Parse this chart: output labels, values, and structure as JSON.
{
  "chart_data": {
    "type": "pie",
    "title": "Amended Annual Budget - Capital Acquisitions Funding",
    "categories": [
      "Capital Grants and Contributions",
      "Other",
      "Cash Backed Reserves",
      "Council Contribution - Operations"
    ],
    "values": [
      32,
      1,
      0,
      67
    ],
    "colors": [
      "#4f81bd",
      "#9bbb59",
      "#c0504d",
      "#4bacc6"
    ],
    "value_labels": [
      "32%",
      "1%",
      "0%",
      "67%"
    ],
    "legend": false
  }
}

____

● Exercise details
Your task is to output the full set of records exactly as presented.

● The result
Parse this chart: output labels, values, and structure as JSON.
{
  "chart_data": {
    "type": "pie",
    "title": "Amended Annual Budget - Capital Acquisitions Funding",
    "categories": [
      "Capital Grants and Contributions",
      "Other",
      "Cash Backed Reserves",
      "Council Contribution - Operations"
    ],
    "values": [
      32,
      1,
      0,
      67
    ],
    "colors": [
      "#4f81bd",
      "#9bbb59",
      "#c0504d",
      "#4bacc6"
    ],
    "value_labels": [
      "32%",
      "1%",
      "0%",
      "67%"
    ],
    "legend": false
  }
}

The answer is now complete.